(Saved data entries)
# # # #

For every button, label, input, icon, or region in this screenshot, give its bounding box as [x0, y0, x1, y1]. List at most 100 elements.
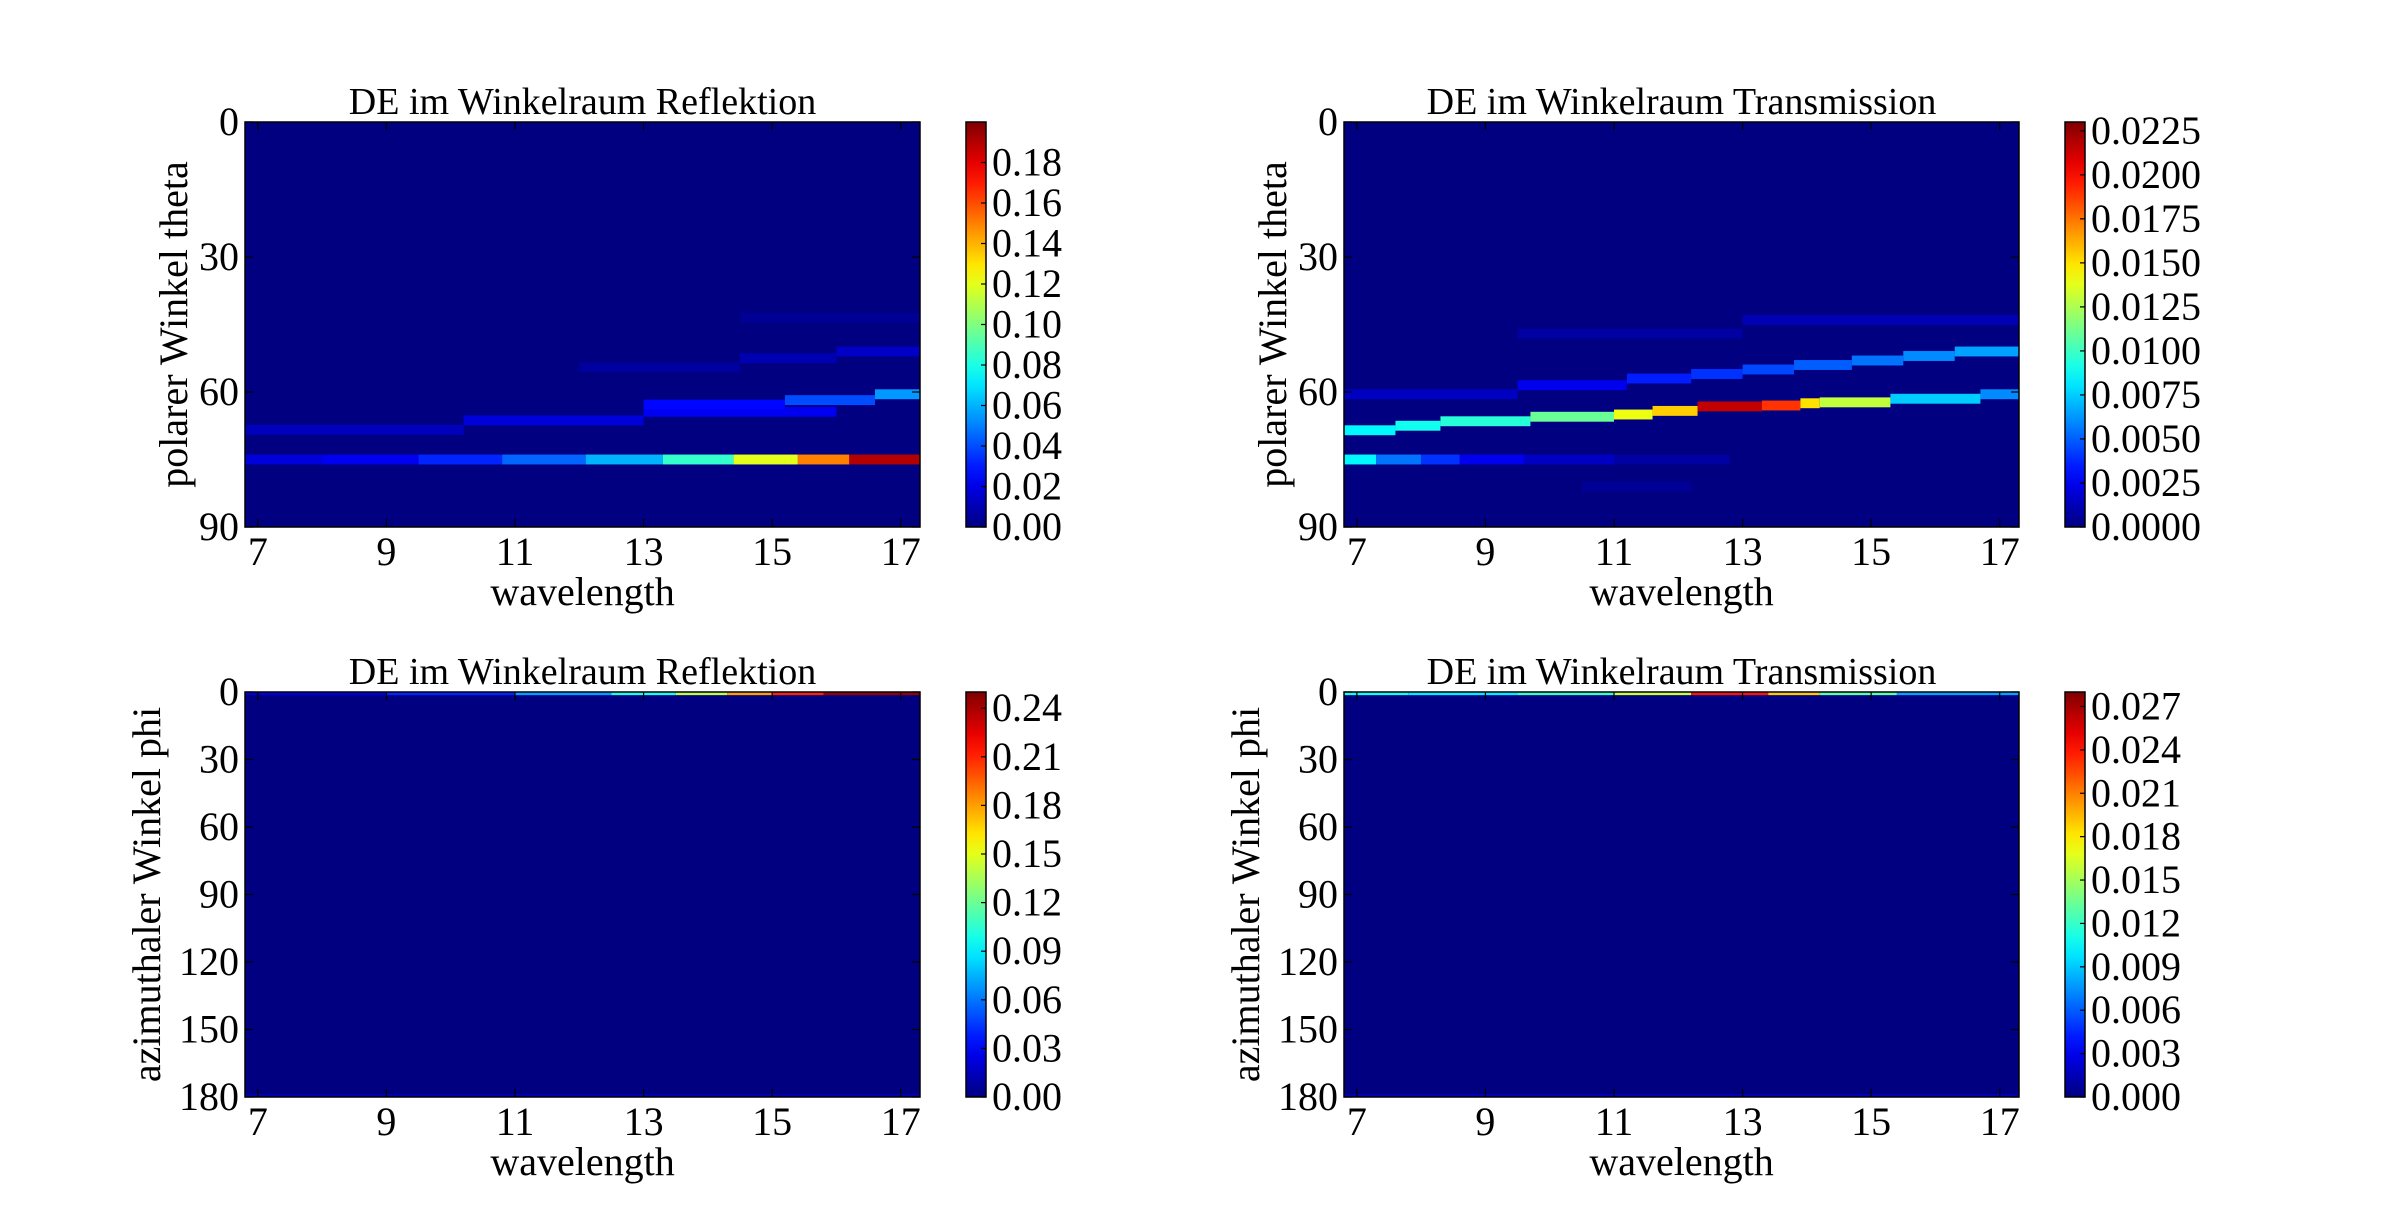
x-tick-label: 11	[1595, 1099, 1634, 1144]
heatmap-cell	[1691, 692, 1769, 696]
heatmap-cell	[386, 692, 515, 696]
y-tick-label: 60	[1298, 804, 1338, 849]
y-tick-label: 0	[219, 99, 239, 144]
heatmap-cell	[1768, 692, 1820, 696]
heatmap-cell	[1408, 692, 1518, 696]
chart-2: DE im Winkelraum Transmission 7 9 11 13 15 17 0…	[1250, 81, 2201, 614]
y-tick-label: 150	[179, 1007, 239, 1052]
x-axis-label: wavelength	[490, 569, 674, 614]
x-tick-label: 7	[1347, 529, 1367, 574]
x-tick-label: 15	[752, 529, 792, 574]
heatmap-background	[1344, 692, 2019, 1097]
y-axis-label: azimuthaler Winkel phi	[124, 707, 169, 1082]
colorbar-tick-label: 0.0050	[2091, 416, 2201, 461]
colorbar-tick-label: 0.00	[992, 1074, 1062, 1119]
x-tick-label: 9	[1475, 529, 1495, 574]
x-tick-label: 17	[881, 1099, 921, 1144]
colorbar-tick-label: 0.06	[992, 383, 1062, 428]
x-tick-label: 9	[376, 1099, 396, 1144]
heatmap-cell	[1530, 411, 1614, 422]
chart-1: DE im Winkelraum Reflektion 7 9 11 13 15 17 0 30…	[151, 81, 1062, 614]
colorbar-tick-label: 0.024	[2091, 727, 2181, 772]
heatmap-cell	[1344, 1094, 2019, 1097]
x-axis-label: wavelength	[1589, 569, 1773, 614]
colorbar-tick-label: 0.21	[992, 734, 1062, 779]
chart-3: DE im Winkelraum Reflektion 7 9 11 13 15 17 0 30…	[124, 651, 1062, 1184]
x-tick-label: 9	[376, 529, 396, 574]
chart-title: DE im Winkelraum Transmission	[1427, 81, 1937, 123]
colorbar: 0.000.030.060.090.120.150.180.210.24	[965, 685, 1062, 1119]
heatmap-cell	[579, 362, 740, 373]
heatmap-cell	[1517, 328, 1743, 339]
heatmap-cell	[733, 454, 798, 465]
y-tick-label: 0	[219, 669, 239, 714]
y-tick-label: 120	[1278, 939, 1338, 984]
colorbar-tick-label: 0.000	[2091, 1074, 2181, 1119]
x-tick-label: 11	[1595, 529, 1634, 574]
heatmap-cell	[675, 692, 728, 696]
y-tick-label: 180	[1278, 1074, 1338, 1119]
heatmap-cell	[418, 454, 503, 465]
heatmap-cell	[1980, 389, 2019, 400]
heatmap-cell	[1614, 409, 1653, 420]
heatmap-cell	[727, 692, 773, 696]
y-tick-label: 30	[199, 737, 239, 782]
heatmap-cell	[1376, 454, 1422, 465]
plot-frame	[244, 121, 921, 528]
x-tick-label: 9	[1475, 1099, 1495, 1144]
x-axis-label: wavelength	[490, 1139, 674, 1184]
heatmap-cells	[1344, 692, 2019, 1097]
heatmap-cell	[245, 692, 387, 696]
colorbar-tick-label: 0.0025	[2091, 460, 2201, 505]
x-tick-label: 15	[1851, 529, 1891, 574]
colorbar-gradient	[965, 691, 987, 1098]
heatmap-cell	[875, 389, 920, 400]
colorbar-tick-label: 0.0000	[2091, 504, 2201, 549]
heatmap-cell	[1691, 369, 1743, 379]
heatmap-cell	[1344, 389, 1518, 400]
heatmap-background	[245, 122, 920, 527]
y-tick-label: 60	[1298, 369, 1338, 414]
y-tick-label: 60	[199, 369, 239, 414]
x-tick-label: 11	[496, 1099, 535, 1144]
colorbar-tick-label: 0.0225	[2091, 108, 2201, 153]
heatmap-cell	[245, 1094, 920, 1097]
x-tick-label: 13	[1723, 1099, 1763, 1144]
heatmap-cells	[245, 312, 920, 465]
colorbar: 0.0000.0030.0060.0090.0120.0150.0180.021…	[2064, 683, 2181, 1119]
x-tick-label: 11	[496, 529, 535, 574]
x-tick-label: 7	[248, 529, 268, 574]
heatmap-cell	[1459, 454, 1524, 465]
y-axis-label: polarer Winkel theta	[151, 161, 196, 488]
y-tick-label: 60	[199, 804, 239, 849]
heatmap-cell	[1440, 416, 1531, 427]
heatmap-cell	[1890, 393, 1981, 404]
colorbar-tick-label: 0.018	[2091, 814, 2181, 859]
colorbar-tick-label: 0.0075	[2091, 372, 2201, 417]
colorbar-tick-label: 0.04	[992, 423, 1062, 468]
colorbar-tick-label: 0.0150	[2091, 240, 2201, 285]
colorbar-tick-label: 0.18	[992, 782, 1062, 827]
heatmap-cell	[1794, 360, 1852, 370]
colorbar-gradient	[2064, 691, 2086, 1098]
heatmap-cell	[322, 454, 419, 465]
heatmap-cell	[1344, 692, 1409, 696]
y-tick-label: 90	[199, 872, 239, 917]
y-tick-label: 30	[199, 234, 239, 279]
heatmap-cell	[772, 692, 824, 696]
y-tick-label: 120	[179, 939, 239, 984]
colorbar-tick-label: 0.015	[2091, 857, 2181, 902]
heatmap-cell	[1344, 454, 1377, 465]
colorbar-tick-label: 0.15	[992, 831, 1062, 876]
heatmap-cell	[1896, 692, 2019, 696]
y-tick-label: 30	[1298, 234, 1338, 279]
heatmap-cell	[1421, 454, 1460, 465]
colorbar-tick-label: 0.003	[2091, 1031, 2181, 1076]
heatmap-cell	[1524, 454, 1614, 465]
heatmap-cell	[1903, 351, 1955, 361]
y-tick-label: 0	[1318, 99, 1338, 144]
heatmap-cell	[1614, 454, 1730, 465]
colorbar-gradient	[2064, 121, 2086, 528]
heatmap-cell	[1819, 397, 1891, 408]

# # # #

Task statement -> Return all of the items above line for line, character for character, leaving out the pictures.

Right answer ->
For every button, label, input, icon, or region in this screenshot, give its bounding box as [x0, y0, x1, y1]. List at most 100 elements.
x-tick-label: 11	[1595, 1099, 1634, 1144]
heatmap-cell	[1691, 692, 1769, 696]
heatmap-cell	[386, 692, 515, 696]
y-tick-label: 60	[1298, 804, 1338, 849]
y-tick-label: 0	[219, 99, 239, 144]
heatmap-cell	[1768, 692, 1820, 696]
heatmap-cell	[1408, 692, 1518, 696]
chart-2: DE im Winkelraum Transmission 7 9 11 13 15 17 0…	[1250, 81, 2201, 614]
y-tick-label: 150	[179, 1007, 239, 1052]
x-axis-label: wavelength	[490, 569, 674, 614]
x-tick-label: 7	[1347, 529, 1367, 574]
x-tick-label: 15	[752, 529, 792, 574]
heatmap-background	[1344, 692, 2019, 1097]
y-axis-label: azimuthaler Winkel phi	[124, 707, 169, 1082]
colorbar-tick-label: 0.0050	[2091, 416, 2201, 461]
colorbar-tick-label: 0.00	[992, 1074, 1062, 1119]
x-tick-label: 9	[1475, 529, 1495, 574]
x-tick-label: 17	[881, 1099, 921, 1144]
colorbar-tick-label: 0.06	[992, 383, 1062, 428]
x-tick-label: 9	[376, 1099, 396, 1144]
heatmap-cell	[1530, 411, 1614, 422]
chart-1: DE im Winkelraum Reflektion 7 9 11 13 15 17 0 30…	[151, 81, 1062, 614]
colorbar-tick-label: 0.024	[2091, 727, 2181, 772]
heatmap-cell	[1344, 1094, 2019, 1097]
x-axis-label: wavelength	[1589, 569, 1773, 614]
colorbar-tick-label: 0.21	[992, 734, 1062, 779]
chart-3: DE im Winkelraum Reflektion 7 9 11 13 15 17 0 30…	[124, 651, 1062, 1184]
x-tick-label: 9	[376, 529, 396, 574]
chart-title: DE im Winkelraum Transmission	[1427, 81, 1937, 123]
colorbar: 0.000.030.060.090.120.150.180.210.24	[965, 685, 1062, 1119]
heatmap-cell	[579, 362, 740, 373]
heatmap-cell	[1517, 328, 1743, 339]
heatmap-cell	[733, 454, 798, 465]
y-tick-label: 0	[219, 669, 239, 714]
y-tick-label: 120	[1278, 939, 1338, 984]
colorbar-tick-label: 0.000	[2091, 1074, 2181, 1119]
x-tick-label: 11	[1595, 529, 1634, 574]
heatmap-cell	[675, 692, 728, 696]
y-tick-label: 180	[1278, 1074, 1338, 1119]
heatmap-cell	[418, 454, 503, 465]
heatmap-cell	[1980, 389, 2019, 400]
heatmap-cell	[1614, 409, 1653, 420]
heatmap-cell	[727, 692, 773, 696]
y-tick-label: 30	[199, 737, 239, 782]
heatmap-cell	[1376, 454, 1422, 465]
plot-frame	[244, 121, 921, 528]
x-tick-label: 9	[1475, 1099, 1495, 1144]
x-axis-label: wavelength	[490, 1139, 674, 1184]
heatmap-cells	[1344, 692, 2019, 1097]
heatmap-cell	[245, 692, 387, 696]
colorbar-tick-label: 0.0025	[2091, 460, 2201, 505]
x-tick-label: 15	[1851, 529, 1891, 574]
colorbar-gradient	[965, 691, 987, 1098]
heatmap-cell	[875, 389, 920, 400]
colorbar-tick-label: 0.0000	[2091, 504, 2201, 549]
heatmap-cell	[1691, 369, 1743, 379]
heatmap-cell	[1344, 389, 1518, 400]
heatmap-background	[245, 122, 920, 527]
y-tick-label: 60	[1298, 369, 1338, 414]
y-tick-label: 60	[199, 369, 239, 414]
x-tick-label: 11	[496, 1099, 535, 1144]
colorbar-tick-label: 0.0225	[2091, 108, 2201, 153]
heatmap-cell	[245, 1094, 920, 1097]
x-tick-label: 13	[1723, 1099, 1763, 1144]
heatmap-cells	[245, 312, 920, 465]
colorbar: 0.0000.0030.0060.0090.0120.0150.0180.021…	[2064, 683, 2181, 1119]
x-tick-label: 11	[496, 529, 535, 574]
x-tick-label: 7	[248, 529, 268, 574]
heatmap-cell	[1459, 454, 1524, 465]
y-axis-label: polarer Winkel theta	[151, 161, 196, 488]
y-tick-label: 60	[199, 804, 239, 849]
heatmap-cell	[1440, 416, 1531, 427]
heatmap-cell	[1890, 393, 1981, 404]
colorbar-tick-label: 0.018	[2091, 814, 2181, 859]
colorbar-tick-label: 0.0075	[2091, 372, 2201, 417]
colorbar-tick-label: 0.04	[992, 423, 1062, 468]
colorbar-tick-label: 0.0150	[2091, 240, 2201, 285]
colorbar-tick-label: 0.18	[992, 782, 1062, 827]
heatmap-cell	[1794, 360, 1852, 370]
colorbar-gradient	[2064, 691, 2086, 1098]
heatmap-cell	[322, 454, 419, 465]
heatmap-cell	[1344, 692, 1409, 696]
y-tick-label: 90	[199, 872, 239, 917]
y-tick-label: 30	[199, 234, 239, 279]
heatmap-cell	[772, 692, 824, 696]
y-tick-label: 120	[179, 939, 239, 984]
colorbar-tick-label: 0.015	[2091, 857, 2181, 902]
heatmap-cell	[1344, 454, 1377, 465]
colorbar-tick-label: 0.15	[992, 831, 1062, 876]
heatmap-cell	[1896, 692, 2019, 696]
y-tick-label: 30	[1298, 234, 1338, 279]
heatmap-cell	[1421, 454, 1460, 465]
colorbar-tick-label: 0.003	[2091, 1031, 2181, 1076]
heatmap-cell	[1524, 454, 1614, 465]
heatmap-cell	[1903, 351, 1955, 361]
y-tick-label: 0	[1318, 99, 1338, 144]
heatmap-cell	[1614, 454, 1730, 465]
colorbar-gradient	[2064, 121, 2086, 528]
heatmap-cell	[1819, 397, 1891, 408]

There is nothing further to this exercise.